◆ PROBLEM DETAILS
Substitute "meta" for every occurrence of "ortho" in the rows and give all lines again, changing nothing else.

◆ LISTED RECORDS
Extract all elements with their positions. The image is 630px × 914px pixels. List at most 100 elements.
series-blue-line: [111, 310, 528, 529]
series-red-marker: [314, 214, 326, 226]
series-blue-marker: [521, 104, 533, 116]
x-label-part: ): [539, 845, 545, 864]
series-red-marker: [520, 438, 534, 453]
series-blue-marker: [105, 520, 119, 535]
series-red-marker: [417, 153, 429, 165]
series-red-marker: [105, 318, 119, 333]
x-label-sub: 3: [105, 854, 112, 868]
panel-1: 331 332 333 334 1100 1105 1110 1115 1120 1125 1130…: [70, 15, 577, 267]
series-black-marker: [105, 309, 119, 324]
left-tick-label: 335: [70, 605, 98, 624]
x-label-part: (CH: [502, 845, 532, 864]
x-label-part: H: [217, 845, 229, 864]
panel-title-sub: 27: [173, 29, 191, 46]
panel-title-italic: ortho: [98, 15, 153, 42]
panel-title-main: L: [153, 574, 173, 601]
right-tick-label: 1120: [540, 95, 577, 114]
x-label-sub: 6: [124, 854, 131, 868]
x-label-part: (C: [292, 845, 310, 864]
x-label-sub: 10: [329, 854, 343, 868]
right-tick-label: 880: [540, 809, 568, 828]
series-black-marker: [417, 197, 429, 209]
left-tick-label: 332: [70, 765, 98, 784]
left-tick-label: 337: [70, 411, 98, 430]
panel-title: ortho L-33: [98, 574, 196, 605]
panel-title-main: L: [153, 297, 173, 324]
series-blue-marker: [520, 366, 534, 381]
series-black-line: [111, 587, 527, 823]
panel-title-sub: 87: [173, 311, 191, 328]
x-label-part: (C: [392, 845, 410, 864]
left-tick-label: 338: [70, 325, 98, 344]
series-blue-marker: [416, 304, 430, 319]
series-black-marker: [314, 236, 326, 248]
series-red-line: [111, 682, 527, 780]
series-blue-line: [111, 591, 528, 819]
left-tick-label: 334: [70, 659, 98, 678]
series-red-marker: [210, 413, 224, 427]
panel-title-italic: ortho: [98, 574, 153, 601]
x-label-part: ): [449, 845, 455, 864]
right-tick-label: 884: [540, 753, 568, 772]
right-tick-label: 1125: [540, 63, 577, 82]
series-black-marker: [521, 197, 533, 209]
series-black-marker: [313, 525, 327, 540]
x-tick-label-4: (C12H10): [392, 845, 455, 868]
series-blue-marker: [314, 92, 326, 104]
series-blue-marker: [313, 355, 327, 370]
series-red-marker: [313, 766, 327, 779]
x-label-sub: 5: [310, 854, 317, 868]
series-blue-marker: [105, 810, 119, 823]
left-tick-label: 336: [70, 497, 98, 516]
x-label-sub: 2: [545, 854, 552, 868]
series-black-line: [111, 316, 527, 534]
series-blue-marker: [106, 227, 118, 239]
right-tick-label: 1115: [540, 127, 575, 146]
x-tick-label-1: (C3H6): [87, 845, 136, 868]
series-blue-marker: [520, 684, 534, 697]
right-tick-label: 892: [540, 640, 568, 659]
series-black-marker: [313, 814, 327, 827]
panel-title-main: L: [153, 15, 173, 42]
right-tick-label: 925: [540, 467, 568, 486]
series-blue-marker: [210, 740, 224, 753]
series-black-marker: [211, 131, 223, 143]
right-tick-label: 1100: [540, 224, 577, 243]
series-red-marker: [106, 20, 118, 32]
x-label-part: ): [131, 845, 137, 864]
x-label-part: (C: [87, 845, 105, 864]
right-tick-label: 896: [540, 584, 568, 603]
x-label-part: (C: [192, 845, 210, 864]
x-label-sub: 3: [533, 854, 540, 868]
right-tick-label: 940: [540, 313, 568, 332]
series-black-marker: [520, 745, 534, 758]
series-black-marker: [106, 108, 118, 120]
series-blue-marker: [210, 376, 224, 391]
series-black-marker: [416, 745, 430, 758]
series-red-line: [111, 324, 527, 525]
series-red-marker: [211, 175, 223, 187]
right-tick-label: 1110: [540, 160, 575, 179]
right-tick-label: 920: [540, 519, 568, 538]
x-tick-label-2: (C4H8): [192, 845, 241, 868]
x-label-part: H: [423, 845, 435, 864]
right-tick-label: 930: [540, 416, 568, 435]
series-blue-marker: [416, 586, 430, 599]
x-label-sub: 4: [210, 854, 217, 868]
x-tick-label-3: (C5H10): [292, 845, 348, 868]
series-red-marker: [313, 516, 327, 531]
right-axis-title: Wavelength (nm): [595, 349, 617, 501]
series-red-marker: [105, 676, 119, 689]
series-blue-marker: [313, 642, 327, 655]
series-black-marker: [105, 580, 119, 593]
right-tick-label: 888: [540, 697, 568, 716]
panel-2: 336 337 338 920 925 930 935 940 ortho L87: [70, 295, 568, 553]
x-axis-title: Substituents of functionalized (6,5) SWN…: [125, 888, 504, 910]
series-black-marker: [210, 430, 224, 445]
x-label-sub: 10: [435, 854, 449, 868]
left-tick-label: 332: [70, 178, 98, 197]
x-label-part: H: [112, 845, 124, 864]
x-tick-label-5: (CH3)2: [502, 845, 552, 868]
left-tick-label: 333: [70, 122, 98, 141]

◆ IN RESPONSE
Extract all elements with their positions. The image is 630px × 914px pixels. List at most 100 elements.
series-blue-line: [111, 310, 528, 529]
series-red-marker: [314, 214, 326, 226]
series-blue-marker: [521, 104, 533, 116]
x-label-part: ): [539, 845, 545, 864]
series-red-marker: [520, 438, 534, 453]
series-blue-marker: [105, 520, 119, 535]
series-red-marker: [417, 153, 429, 165]
series-red-marker: [105, 318, 119, 333]
x-label-sub: 3: [105, 854, 112, 868]
panel-1: 331 332 333 334 1100 1105 1110 1115 1120 1125 1130…: [70, 15, 577, 267]
series-black-marker: [105, 309, 119, 324]
left-tick-label: 335: [70, 605, 98, 624]
x-label-part: (CH: [502, 845, 532, 864]
x-label-part: H: [217, 845, 229, 864]
panel-title-sub: 27: [173, 29, 191, 46]
panel-title-italic: meta: [98, 15, 153, 42]
panel-title-main: L: [153, 574, 173, 601]
right-tick-label: 1120: [540, 95, 577, 114]
x-label-sub: 6: [124, 854, 131, 868]
x-label-part: (C: [292, 845, 310, 864]
x-label-sub: 10: [329, 854, 343, 868]
right-tick-label: 880: [540, 809, 568, 828]
series-black-marker: [417, 197, 429, 209]
left-tick-label: 332: [70, 765, 98, 784]
left-tick-label: 337: [70, 411, 98, 430]
panel-title: meta L-33: [98, 574, 196, 605]
panel-title-main: L: [153, 297, 173, 324]
series-blue-marker: [520, 366, 534, 381]
series-black-line: [111, 587, 527, 823]
panel-title-sub: 87: [173, 311, 191, 328]
x-label-part: (C: [392, 845, 410, 864]
left-tick-label: 338: [70, 325, 98, 344]
series-blue-marker: [416, 304, 430, 319]
series-black-marker: [314, 236, 326, 248]
series-red-line: [111, 682, 527, 780]
series-blue-line: [111, 591, 528, 819]
left-tick-label: 334: [70, 659, 98, 678]
series-red-marker: [210, 413, 224, 427]
panel-title-italic: meta: [98, 574, 153, 601]
x-label-part: ): [449, 845, 455, 864]
right-tick-label: 884: [540, 753, 568, 772]
right-tick-label: 1125: [540, 63, 577, 82]
series-black-marker: [521, 197, 533, 209]
series-black-marker: [313, 525, 327, 540]
x-tick-label-4: (C12H10): [392, 845, 455, 868]
series-blue-marker: [314, 92, 326, 104]
series-blue-marker: [313, 355, 327, 370]
series-red-marker: [313, 766, 327, 779]
x-label-sub: 5: [310, 854, 317, 868]
series-blue-marker: [105, 810, 119, 823]
left-tick-label: 336: [70, 497, 98, 516]
x-label-sub: 2: [545, 854, 552, 868]
series-black-line: [111, 316, 527, 534]
series-blue-marker: [106, 227, 118, 239]
right-tick-label: 1115: [540, 127, 575, 146]
x-tick-label-1: (C3H6): [87, 845, 136, 868]
series-blue-marker: [520, 684, 534, 697]
right-tick-label: 892: [540, 640, 568, 659]
series-black-marker: [313, 814, 327, 827]
panel-title-main: L: [153, 15, 173, 42]
right-tick-label: 925: [540, 467, 568, 486]
series-blue-marker: [210, 740, 224, 753]
series-black-marker: [211, 131, 223, 143]
right-tick-label: 1100: [540, 224, 577, 243]
series-red-marker: [106, 20, 118, 32]
x-label-part: ): [131, 845, 137, 864]
x-label-part: (C: [87, 845, 105, 864]
right-tick-label: 896: [540, 584, 568, 603]
x-label-part: (C: [192, 845, 210, 864]
x-label-sub: 3: [533, 854, 540, 868]
right-tick-label: 940: [540, 313, 568, 332]
series-black-marker: [520, 745, 534, 758]
series-black-marker: [106, 108, 118, 120]
series-blue-marker: [210, 376, 224, 391]
series-black-marker: [416, 745, 430, 758]
series-red-line: [111, 324, 527, 525]
series-red-marker: [211, 175, 223, 187]
right-tick-label: 1110: [540, 160, 575, 179]
right-tick-label: 920: [540, 519, 568, 538]
x-tick-label-2: (C4H8): [192, 845, 241, 868]
x-label-part: H: [423, 845, 435, 864]
right-tick-label: 930: [540, 416, 568, 435]
series-blue-marker: [416, 586, 430, 599]
x-label-sub: 4: [210, 854, 217, 868]
x-tick-label-3: (C5H10): [292, 845, 348, 868]
series-red-marker: [313, 516, 327, 531]
right-axis-title: Wavelength (nm): [595, 349, 617, 501]
series-red-marker: [105, 676, 119, 689]
series-blue-marker: [313, 642, 327, 655]
series-black-marker: [105, 580, 119, 593]
right-tick-label: 888: [540, 697, 568, 716]
panel-2: 336 337 338 920 925 930 935 940 meta L87: [70, 295, 568, 553]
x-axis-title: Substituents of functionalized (6,5) SWN…: [125, 888, 504, 910]
series-black-marker: [210, 430, 224, 445]
x-label-sub: 10: [435, 854, 449, 868]
left-tick-label: 332: [70, 178, 98, 197]
x-label-part: H: [112, 845, 124, 864]
x-tick-label-5: (CH3)2: [502, 845, 552, 868]
left-tick-label: 333: [70, 122, 98, 141]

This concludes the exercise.